**Exercise details**
Copy the lines below as they are; omit the images they contain.
--- START Stored records ---
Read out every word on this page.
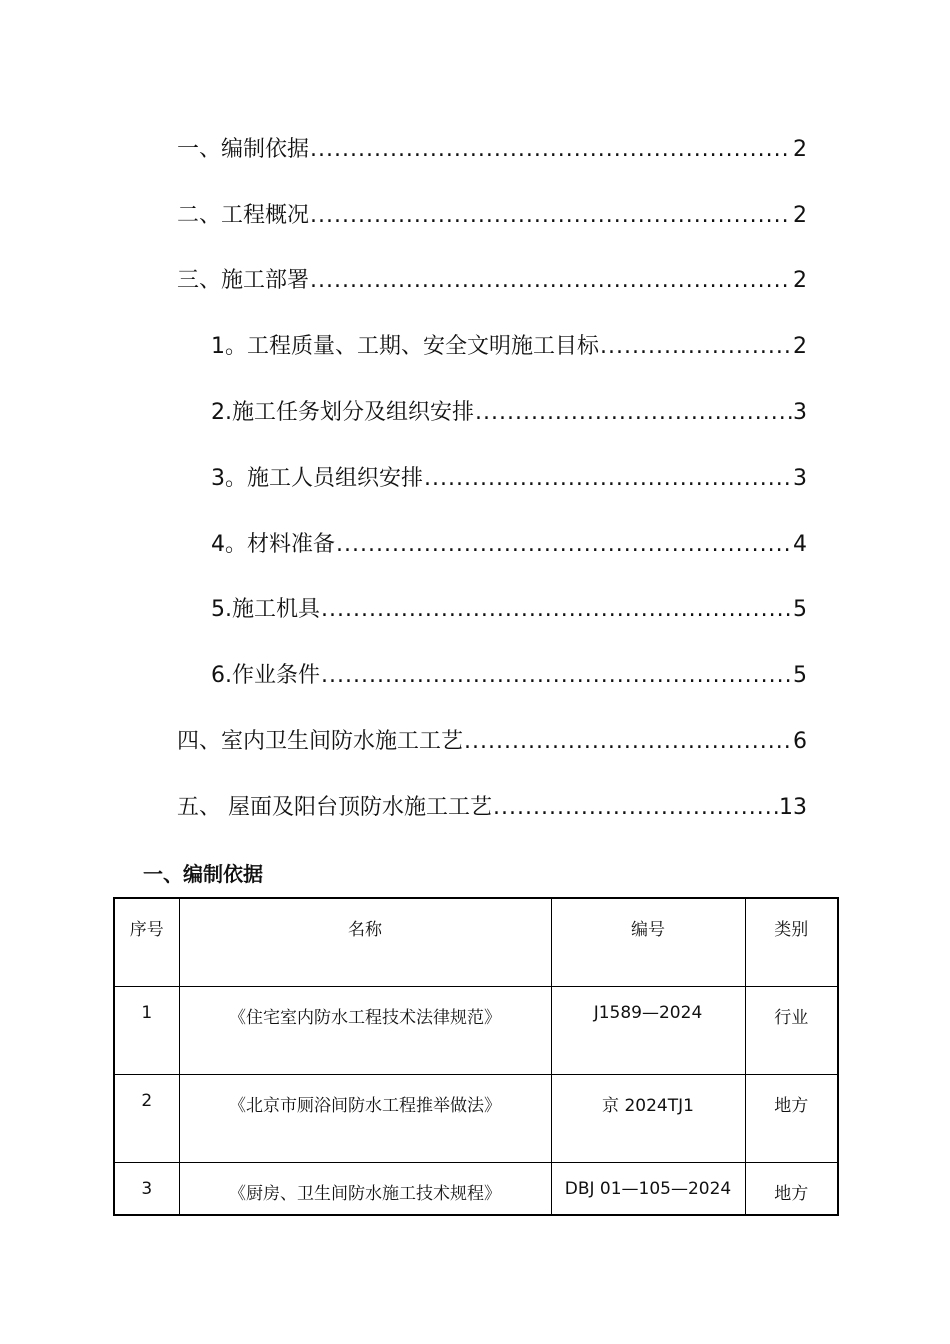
一、编制依据 .....	2
二、工程概况 .....	2
三、施工部署 .....	2
1。工程质量、工期、安全文明施工目标 .....	2
2.施工任务划分及组织安排 .....	3
3。施工人员组织安排 .....	3
4。材料准备 .....	4
5.施工机具 .....	5
6.作业条件 .....	5
四、室内卫生间防水施工工艺 .....	6
五、 屋面及阳台顶防水施工工艺 .....	13
一、编制依据
序号	名称	编号	类别
1	《住宅室内防水工程技术法律规范》	J1589—2024	行业
2	《北京市厕浴间防水工程推举做法》	京 2024TJ1	地方
3	《厨房、卫生间防水施工技术规程》	DBJ 01—105—2024	地方
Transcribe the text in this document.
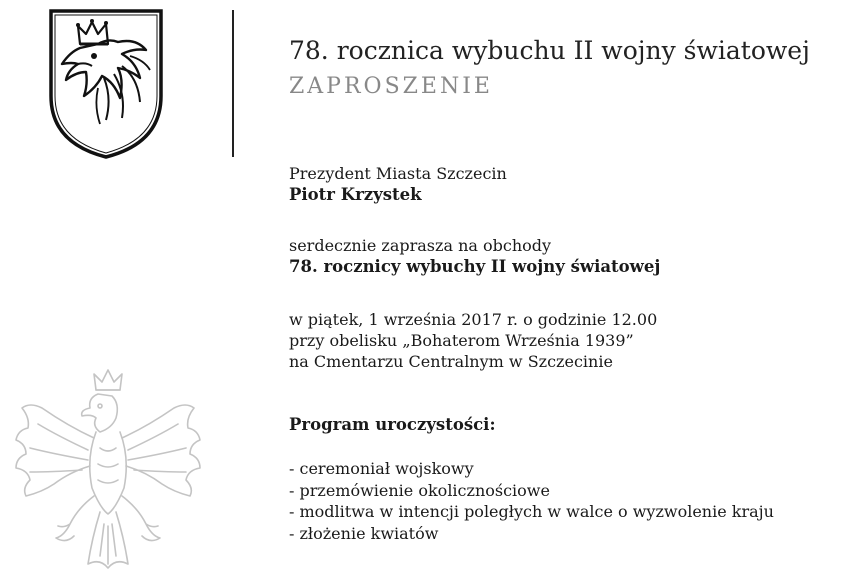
78. rocznica wybuchu II wojny światowej
ZAPROSZENIE
Prezydent Miasta Szczecin
Piotr Krzystek
serdecznie zaprasza na obchody
78. rocznicy wybuchy II wojny światowej
w piątek, 1 września 2017 r. o godzinie 12.00
przy obelisku „Bohaterom Września 1939”
na Cmentarzu Centralnym w Szczecinie
Program uroczystości:
- ceremoniał wojskowy
- przemówienie okolicznościowe
- modlitwa w intencji poległych w walce o wyzwolenie kraju
- złożenie kwiatów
--- END Stored records ---
**Final result**
Read out every word on this page.
一、编制依据 .....	2
二、工程概况 .....	2
三、施工部署 .....	2
1。工程质量、工期、安全文明施工目标 .....	2
2.施工任务划分及组织安排 .....	3
3。施工人员组织安排 .....	3
4。材料准备 .....	4
5.施工机具 .....	5
6.作业条件 .....	5
四、室内卫生间防水施工工艺 .....	6
五、 屋面及阳台顶防水施工工艺 .....	13
一、编制依据
序号	名称	编号	类别
1	《住宅室内防水工程技术法律规范》	J1589—2024	行业
2	《北京市厕浴间防水工程推举做法》	京 2024TJ1	地方
3	《厨房、卫生间防水施工技术规程》	DBJ 01—105—2024	地方
Transcribe the text in this document.
78. rocznica wybuchu II wojny światowej
ZAPROSZENIE
Prezydent Miasta Szczecin
Piotr Krzystek
serdecznie zaprasza na obchody
78. rocznicy wybuchy II wojny światowej
w piątek, 1 września 2017 r. o godzinie 12.00
przy obelisku „Bohaterom Września 1939”
na Cmentarzu Centralnym w Szczecinie
Program uroczystości:
- ceremoniał wojskowy
- przemówienie okolicznościowe
- modlitwa w intencji poległych w walce o wyzwolenie kraju
- złożenie kwiatów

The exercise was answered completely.